■ AIM: Each entry below should be written out exactly as it is, with no pictures.

········

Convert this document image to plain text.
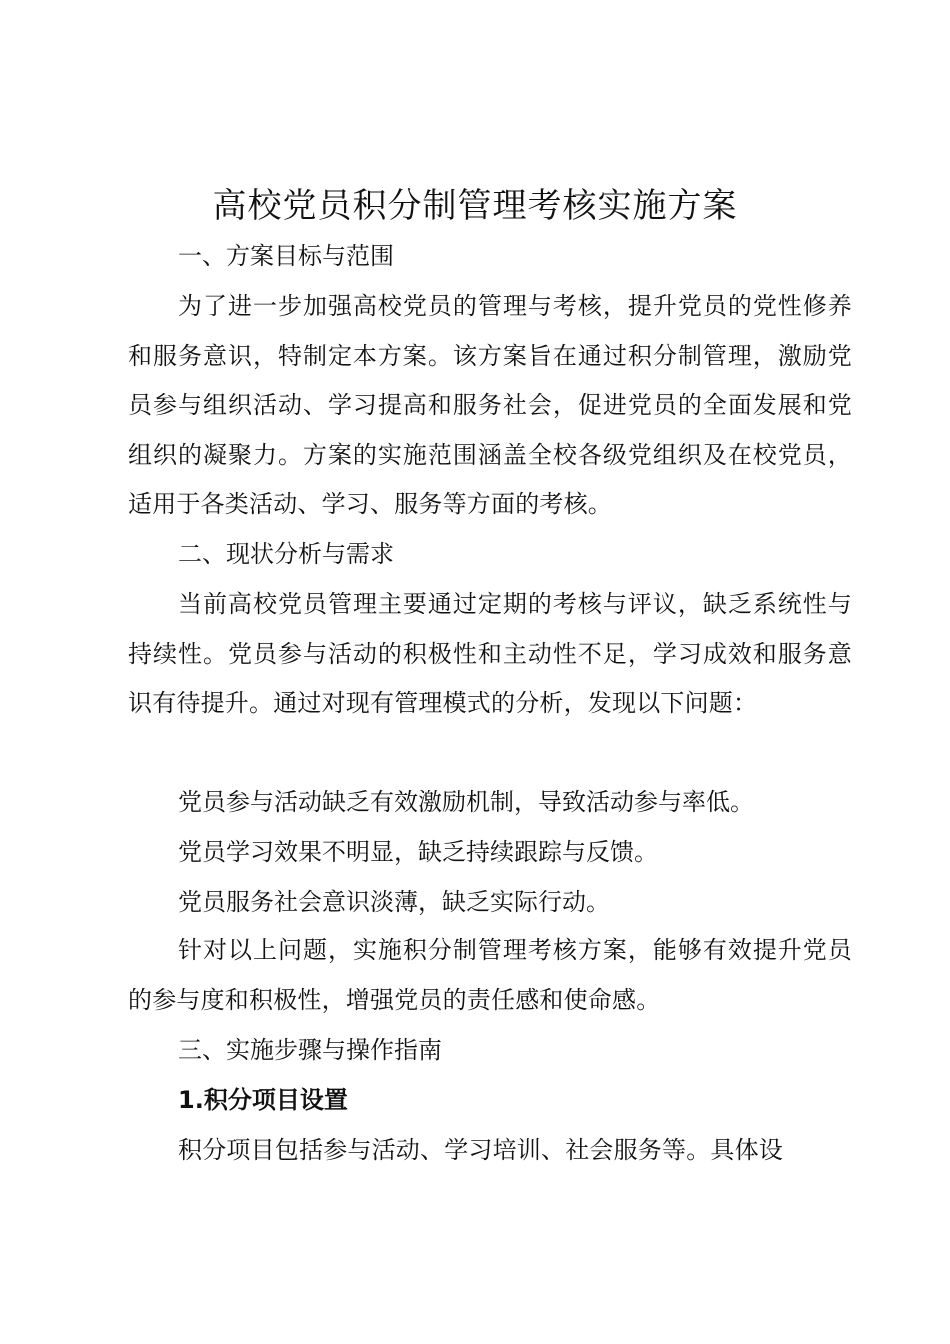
高校党员积分制管理考核实施方案

一、方案目标与范围

为了进一步加强高校党员的管理与考核，提升党员的党性修养和服务意识，特制定本方案。该方案旨在通过积分制管理，激励党员参与组织活动、学习提高和服务社会，促进党员的全面发展和党组织的凝聚力。方案的实施范围涵盖全校各级党组织及在校党员， 适用于各类活动、学习、服务等方面的考核。

二、现状分析与需求

当前高校党员管理主要通过定期的考核与评议，缺乏系统性与持续性。党员参与活动的积极性和主动性不足，学习成效和服务意识有待提升。通过对现有管理模式的分析，发现以下问题：

党员参与活动缺乏有效激励机制，导致活动参与率低。

党员学习效果不明显，缺乏持续跟踪与反馈。

党员服务社会意识淡薄，缺乏实际行动。

针对以上问题，实施积分制管理考核方案，能够有效提升党员的参与度和积极性，增强党员的责任感和使命感。

三、实施步骤与操作指南

1.积分项目设置

积分项目包括参与活动、学习培训、社会服务等。具体设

········

■ CORRECT OUTPUT:
Convert this document image to plain text.
高校党员积分制管理考核实施方案

一、方案目标与范围

为了进一步加强高校党员的管理与考核，提升党员的党性修养和服务意识，特制定本方案。该方案旨在通过积分制管理，激励党员参与组织活动、学习提高和服务社会，促进党员的全面发展和党组织的凝聚力。方案的实施范围涵盖全校各级党组织及在校党员， 适用于各类活动、学习、服务等方面的考核。

二、现状分析与需求

当前高校党员管理主要通过定期的考核与评议，缺乏系统性与持续性。党员参与活动的积极性和主动性不足，学习成效和服务意识有待提升。通过对现有管理模式的分析，发现以下问题：

党员参与活动缺乏有效激励机制，导致活动参与率低。

党员学习效果不明显，缺乏持续跟踪与反馈。

党员服务社会意识淡薄，缺乏实际行动。

针对以上问题，实施积分制管理考核方案，能够有效提升党员的参与度和积极性，增强党员的责任感和使命感。

三、实施步骤与操作指南

1.积分项目设置

积分项目包括参与活动、学习培训、社会服务等。具体设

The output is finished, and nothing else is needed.